**Information shown:**
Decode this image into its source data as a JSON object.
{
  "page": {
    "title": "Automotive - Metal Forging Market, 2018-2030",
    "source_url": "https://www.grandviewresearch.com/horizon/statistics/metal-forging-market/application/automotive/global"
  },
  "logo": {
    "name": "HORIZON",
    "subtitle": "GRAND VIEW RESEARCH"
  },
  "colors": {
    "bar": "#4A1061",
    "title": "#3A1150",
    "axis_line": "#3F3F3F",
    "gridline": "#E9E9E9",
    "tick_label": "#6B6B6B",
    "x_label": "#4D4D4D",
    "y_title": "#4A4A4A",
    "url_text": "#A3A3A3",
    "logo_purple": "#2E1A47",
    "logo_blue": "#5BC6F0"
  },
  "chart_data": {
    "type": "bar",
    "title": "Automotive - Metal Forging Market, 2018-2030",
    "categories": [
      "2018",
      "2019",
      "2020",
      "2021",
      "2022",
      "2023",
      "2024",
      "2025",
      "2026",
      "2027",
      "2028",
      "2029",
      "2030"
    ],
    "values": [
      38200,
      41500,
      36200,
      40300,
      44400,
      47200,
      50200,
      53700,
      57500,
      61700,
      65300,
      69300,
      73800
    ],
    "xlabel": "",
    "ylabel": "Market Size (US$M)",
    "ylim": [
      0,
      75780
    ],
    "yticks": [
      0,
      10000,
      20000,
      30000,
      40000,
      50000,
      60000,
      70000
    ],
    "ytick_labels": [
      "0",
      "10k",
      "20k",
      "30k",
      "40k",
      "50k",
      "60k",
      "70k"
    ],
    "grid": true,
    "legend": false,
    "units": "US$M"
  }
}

**Problem statement:** Your task is to repeat each line of the material exactly.

**Task result:**
Decode this image into its source data as a JSON object.
{
  "page": {
    "title": "Automotive - Metal Forging Market, 2018-2030",
    "source_url": "https://www.grandviewresearch.com/horizon/statistics/metal-forging-market/application/automotive/global"
  },
  "logo": {
    "name": "HORIZON",
    "subtitle": "GRAND VIEW RESEARCH"
  },
  "colors": {
    "bar": "#4A1061",
    "title": "#3A1150",
    "axis_line": "#3F3F3F",
    "gridline": "#E9E9E9",
    "tick_label": "#6B6B6B",
    "x_label": "#4D4D4D",
    "y_title": "#4A4A4A",
    "url_text": "#A3A3A3",
    "logo_purple": "#2E1A47",
    "logo_blue": "#5BC6F0"
  },
  "chart_data": {
    "type": "bar",
    "title": "Automotive - Metal Forging Market, 2018-2030",
    "categories": [
      "2018",
      "2019",
      "2020",
      "2021",
      "2022",
      "2023",
      "2024",
      "2025",
      "2026",
      "2027",
      "2028",
      "2029",
      "2030"
    ],
    "values": [
      38200,
      41500,
      36200,
      40300,
      44400,
      47200,
      50200,
      53700,
      57500,
      61700,
      65300,
      69300,
      73800
    ],
    "xlabel": "",
    "ylabel": "Market Size (US$M)",
    "ylim": [
      0,
      75780
    ],
    "yticks": [
      0,
      10000,
      20000,
      30000,
      40000,
      50000,
      60000,
      70000
    ],
    "ytick_labels": [
      "0",
      "10k",
      "20k",
      "30k",
      "40k",
      "50k",
      "60k",
      "70k"
    ],
    "grid": true,
    "legend": false,
    "units": "US$M"
  }
}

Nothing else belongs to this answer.